::: Task input

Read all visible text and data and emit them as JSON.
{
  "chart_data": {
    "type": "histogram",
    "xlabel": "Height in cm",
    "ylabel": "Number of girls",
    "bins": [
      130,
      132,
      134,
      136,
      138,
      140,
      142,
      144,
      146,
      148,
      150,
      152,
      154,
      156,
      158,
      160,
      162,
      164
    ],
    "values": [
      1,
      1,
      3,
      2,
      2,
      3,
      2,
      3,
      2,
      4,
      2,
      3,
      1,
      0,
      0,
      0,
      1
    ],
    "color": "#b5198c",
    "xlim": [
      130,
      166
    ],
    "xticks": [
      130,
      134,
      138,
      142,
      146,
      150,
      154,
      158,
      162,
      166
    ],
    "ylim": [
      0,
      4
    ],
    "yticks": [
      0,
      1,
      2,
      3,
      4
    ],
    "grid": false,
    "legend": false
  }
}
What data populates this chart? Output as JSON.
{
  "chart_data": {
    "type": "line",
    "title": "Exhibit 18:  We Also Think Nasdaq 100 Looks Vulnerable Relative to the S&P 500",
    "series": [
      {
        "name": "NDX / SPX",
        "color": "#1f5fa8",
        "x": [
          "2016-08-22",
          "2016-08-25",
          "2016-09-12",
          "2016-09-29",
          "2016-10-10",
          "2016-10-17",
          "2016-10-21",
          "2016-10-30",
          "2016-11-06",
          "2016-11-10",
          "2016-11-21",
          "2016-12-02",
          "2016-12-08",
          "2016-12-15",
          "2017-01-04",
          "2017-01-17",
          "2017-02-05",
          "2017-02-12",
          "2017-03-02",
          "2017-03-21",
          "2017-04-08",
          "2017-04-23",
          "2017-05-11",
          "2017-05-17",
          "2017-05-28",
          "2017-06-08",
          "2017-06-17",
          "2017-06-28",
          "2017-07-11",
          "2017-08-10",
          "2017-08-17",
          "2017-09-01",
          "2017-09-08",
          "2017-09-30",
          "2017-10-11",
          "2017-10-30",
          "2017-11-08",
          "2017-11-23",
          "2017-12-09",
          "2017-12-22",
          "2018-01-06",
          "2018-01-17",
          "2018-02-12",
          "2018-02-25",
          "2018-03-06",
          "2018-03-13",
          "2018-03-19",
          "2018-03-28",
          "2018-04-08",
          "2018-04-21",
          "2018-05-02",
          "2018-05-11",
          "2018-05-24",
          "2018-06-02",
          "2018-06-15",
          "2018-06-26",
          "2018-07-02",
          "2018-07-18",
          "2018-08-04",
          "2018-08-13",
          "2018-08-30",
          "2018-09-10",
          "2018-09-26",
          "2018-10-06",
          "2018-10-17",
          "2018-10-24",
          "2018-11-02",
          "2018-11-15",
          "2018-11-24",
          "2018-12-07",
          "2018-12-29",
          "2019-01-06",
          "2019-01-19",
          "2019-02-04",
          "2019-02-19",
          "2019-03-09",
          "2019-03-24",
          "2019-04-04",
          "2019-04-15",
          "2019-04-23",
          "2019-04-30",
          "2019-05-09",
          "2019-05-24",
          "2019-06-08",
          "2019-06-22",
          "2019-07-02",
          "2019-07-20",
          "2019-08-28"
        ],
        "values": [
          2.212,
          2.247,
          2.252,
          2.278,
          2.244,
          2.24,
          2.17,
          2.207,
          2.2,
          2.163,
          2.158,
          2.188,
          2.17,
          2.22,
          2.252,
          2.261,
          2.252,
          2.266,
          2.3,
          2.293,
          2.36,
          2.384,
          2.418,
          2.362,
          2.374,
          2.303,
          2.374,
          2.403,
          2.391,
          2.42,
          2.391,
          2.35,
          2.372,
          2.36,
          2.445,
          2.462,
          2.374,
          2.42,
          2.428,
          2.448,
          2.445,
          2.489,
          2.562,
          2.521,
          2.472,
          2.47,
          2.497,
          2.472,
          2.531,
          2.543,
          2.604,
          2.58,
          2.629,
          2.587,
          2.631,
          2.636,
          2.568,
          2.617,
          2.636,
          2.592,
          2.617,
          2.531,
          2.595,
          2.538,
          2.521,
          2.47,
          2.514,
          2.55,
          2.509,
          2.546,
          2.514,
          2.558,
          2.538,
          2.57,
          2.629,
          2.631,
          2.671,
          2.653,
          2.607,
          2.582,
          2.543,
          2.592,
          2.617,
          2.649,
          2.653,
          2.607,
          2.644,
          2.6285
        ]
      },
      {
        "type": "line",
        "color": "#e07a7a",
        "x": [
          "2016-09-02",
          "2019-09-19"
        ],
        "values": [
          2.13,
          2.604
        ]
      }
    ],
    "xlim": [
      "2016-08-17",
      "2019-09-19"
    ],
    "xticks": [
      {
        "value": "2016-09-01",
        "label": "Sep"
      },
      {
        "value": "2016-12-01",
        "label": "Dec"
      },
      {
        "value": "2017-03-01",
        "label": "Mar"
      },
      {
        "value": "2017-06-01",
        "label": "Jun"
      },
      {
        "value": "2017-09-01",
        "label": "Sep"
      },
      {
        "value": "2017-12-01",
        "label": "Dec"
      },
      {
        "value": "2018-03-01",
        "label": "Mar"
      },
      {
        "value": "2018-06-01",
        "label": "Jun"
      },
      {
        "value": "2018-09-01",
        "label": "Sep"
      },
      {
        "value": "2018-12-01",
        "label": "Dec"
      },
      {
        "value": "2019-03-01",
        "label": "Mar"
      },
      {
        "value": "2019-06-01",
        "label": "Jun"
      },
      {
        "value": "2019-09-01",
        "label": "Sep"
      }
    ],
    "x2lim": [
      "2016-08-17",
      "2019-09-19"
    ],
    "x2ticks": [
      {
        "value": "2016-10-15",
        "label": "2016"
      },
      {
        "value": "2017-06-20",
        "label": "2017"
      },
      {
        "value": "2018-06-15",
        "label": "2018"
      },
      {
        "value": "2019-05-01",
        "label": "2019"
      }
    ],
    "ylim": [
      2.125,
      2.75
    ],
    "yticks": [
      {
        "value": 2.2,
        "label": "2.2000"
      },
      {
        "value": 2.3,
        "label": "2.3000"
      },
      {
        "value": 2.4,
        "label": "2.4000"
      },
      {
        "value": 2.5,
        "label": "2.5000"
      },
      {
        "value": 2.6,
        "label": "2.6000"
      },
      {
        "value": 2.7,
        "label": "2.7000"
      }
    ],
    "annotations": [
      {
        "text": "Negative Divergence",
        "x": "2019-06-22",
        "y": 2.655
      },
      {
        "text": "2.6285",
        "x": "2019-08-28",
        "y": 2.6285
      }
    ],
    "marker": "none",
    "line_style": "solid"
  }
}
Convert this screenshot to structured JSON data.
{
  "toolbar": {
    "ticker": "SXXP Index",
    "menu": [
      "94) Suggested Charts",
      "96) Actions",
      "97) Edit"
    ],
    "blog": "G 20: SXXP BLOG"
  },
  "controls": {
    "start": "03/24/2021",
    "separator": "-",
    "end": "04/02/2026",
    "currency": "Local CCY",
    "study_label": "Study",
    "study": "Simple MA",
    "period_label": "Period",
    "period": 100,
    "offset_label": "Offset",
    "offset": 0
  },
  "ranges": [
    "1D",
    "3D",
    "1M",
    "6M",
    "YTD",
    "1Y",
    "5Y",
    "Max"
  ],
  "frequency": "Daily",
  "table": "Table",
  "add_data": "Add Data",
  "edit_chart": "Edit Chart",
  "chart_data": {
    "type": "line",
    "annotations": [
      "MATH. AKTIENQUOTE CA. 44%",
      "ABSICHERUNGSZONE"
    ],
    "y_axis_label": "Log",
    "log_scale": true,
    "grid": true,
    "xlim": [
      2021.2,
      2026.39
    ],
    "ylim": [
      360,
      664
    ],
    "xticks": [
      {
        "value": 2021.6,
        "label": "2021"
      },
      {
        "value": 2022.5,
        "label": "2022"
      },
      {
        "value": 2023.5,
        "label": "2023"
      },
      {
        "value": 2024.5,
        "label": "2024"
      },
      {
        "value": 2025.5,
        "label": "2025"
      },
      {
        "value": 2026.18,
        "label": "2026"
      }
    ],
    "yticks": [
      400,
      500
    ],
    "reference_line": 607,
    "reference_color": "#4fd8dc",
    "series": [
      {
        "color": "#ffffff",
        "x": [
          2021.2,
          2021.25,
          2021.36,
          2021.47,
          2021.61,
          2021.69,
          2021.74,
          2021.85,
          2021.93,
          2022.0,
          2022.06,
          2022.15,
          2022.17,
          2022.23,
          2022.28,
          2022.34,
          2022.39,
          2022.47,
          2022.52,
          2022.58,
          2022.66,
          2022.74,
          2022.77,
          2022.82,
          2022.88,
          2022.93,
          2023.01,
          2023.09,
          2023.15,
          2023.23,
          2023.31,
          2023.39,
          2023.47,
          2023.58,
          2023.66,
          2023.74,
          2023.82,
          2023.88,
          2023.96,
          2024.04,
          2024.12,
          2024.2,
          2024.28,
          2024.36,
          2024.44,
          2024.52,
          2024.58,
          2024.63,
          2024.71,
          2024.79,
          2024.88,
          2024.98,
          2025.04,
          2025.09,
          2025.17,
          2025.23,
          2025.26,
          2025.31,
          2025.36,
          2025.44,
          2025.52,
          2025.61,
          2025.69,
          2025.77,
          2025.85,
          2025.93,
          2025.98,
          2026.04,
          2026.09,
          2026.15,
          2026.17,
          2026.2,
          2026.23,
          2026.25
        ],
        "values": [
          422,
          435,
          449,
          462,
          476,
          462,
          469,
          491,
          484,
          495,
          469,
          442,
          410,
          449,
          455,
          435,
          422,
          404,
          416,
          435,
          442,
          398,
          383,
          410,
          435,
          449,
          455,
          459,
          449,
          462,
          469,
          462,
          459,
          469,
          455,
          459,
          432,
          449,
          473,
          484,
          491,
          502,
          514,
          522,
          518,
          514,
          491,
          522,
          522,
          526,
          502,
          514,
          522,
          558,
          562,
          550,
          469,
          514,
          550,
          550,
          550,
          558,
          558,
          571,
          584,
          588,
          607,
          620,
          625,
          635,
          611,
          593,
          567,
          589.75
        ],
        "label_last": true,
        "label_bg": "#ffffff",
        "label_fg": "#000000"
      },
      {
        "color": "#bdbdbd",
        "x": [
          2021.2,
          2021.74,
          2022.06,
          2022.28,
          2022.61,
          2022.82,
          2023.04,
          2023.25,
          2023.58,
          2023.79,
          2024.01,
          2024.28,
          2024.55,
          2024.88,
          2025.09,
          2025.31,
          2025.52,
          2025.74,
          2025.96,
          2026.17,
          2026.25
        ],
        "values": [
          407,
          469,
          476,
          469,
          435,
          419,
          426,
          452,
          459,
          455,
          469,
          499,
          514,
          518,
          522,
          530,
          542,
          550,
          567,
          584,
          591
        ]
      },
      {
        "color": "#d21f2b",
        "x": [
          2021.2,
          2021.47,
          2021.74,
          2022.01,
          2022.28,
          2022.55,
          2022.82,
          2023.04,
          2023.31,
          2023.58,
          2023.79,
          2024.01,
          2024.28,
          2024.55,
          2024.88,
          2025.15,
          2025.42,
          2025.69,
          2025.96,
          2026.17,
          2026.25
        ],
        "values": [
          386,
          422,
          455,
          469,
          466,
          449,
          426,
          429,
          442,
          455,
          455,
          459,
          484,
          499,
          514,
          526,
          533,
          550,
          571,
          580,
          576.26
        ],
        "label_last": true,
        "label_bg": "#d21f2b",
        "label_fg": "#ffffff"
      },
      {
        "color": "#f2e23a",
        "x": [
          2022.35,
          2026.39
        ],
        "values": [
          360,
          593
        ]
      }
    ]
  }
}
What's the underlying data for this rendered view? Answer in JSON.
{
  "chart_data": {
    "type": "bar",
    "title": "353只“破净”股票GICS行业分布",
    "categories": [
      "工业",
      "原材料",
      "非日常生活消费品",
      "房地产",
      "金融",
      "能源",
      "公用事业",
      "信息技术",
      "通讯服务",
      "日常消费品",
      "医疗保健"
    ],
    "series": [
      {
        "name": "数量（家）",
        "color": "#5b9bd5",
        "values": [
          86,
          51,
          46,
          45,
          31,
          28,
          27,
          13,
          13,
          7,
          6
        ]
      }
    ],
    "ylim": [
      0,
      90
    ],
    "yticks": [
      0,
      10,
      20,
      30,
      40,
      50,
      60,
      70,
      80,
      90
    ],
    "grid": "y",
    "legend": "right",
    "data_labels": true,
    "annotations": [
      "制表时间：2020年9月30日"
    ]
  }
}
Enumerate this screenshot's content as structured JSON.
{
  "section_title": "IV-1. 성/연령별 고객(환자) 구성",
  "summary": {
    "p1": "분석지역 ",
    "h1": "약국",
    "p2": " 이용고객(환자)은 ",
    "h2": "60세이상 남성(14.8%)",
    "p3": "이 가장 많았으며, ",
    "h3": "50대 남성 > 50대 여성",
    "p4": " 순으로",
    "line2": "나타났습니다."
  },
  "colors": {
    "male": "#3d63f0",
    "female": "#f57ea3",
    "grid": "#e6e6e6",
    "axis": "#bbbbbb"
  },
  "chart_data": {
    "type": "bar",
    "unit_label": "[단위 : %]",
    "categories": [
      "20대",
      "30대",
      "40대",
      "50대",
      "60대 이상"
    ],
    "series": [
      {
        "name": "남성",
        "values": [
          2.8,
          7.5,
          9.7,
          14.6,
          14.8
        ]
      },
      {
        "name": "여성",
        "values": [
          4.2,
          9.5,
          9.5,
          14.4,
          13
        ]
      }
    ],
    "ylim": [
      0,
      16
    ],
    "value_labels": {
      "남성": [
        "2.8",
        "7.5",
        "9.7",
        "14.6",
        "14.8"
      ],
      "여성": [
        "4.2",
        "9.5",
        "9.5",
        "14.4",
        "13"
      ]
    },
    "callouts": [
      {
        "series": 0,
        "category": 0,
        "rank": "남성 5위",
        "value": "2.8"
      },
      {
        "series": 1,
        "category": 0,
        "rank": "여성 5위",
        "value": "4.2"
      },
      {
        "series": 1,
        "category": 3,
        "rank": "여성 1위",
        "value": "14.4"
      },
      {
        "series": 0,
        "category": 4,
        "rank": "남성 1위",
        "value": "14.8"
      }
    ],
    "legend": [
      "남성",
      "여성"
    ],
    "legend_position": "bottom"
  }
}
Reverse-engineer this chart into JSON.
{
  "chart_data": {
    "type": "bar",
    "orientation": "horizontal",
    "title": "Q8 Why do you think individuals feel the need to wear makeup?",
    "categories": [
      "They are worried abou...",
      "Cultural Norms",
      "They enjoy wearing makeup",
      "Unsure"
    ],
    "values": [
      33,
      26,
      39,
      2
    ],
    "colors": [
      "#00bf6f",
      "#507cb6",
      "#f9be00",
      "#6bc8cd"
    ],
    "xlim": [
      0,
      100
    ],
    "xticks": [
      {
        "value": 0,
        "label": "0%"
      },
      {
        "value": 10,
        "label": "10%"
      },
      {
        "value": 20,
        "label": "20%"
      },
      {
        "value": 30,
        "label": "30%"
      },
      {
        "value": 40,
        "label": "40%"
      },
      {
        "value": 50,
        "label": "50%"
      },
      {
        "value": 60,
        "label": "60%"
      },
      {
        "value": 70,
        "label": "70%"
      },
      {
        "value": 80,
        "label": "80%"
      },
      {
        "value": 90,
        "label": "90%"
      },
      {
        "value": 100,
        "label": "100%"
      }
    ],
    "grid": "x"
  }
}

::::::

_Exercise description_: From the data above, gather every line that includes the word "rank".

_Expected output_:
        "rank": "남성 5위",
        "rank": "여성 5위",
        "rank": "여성 1위",
        "rank": "남성 1위",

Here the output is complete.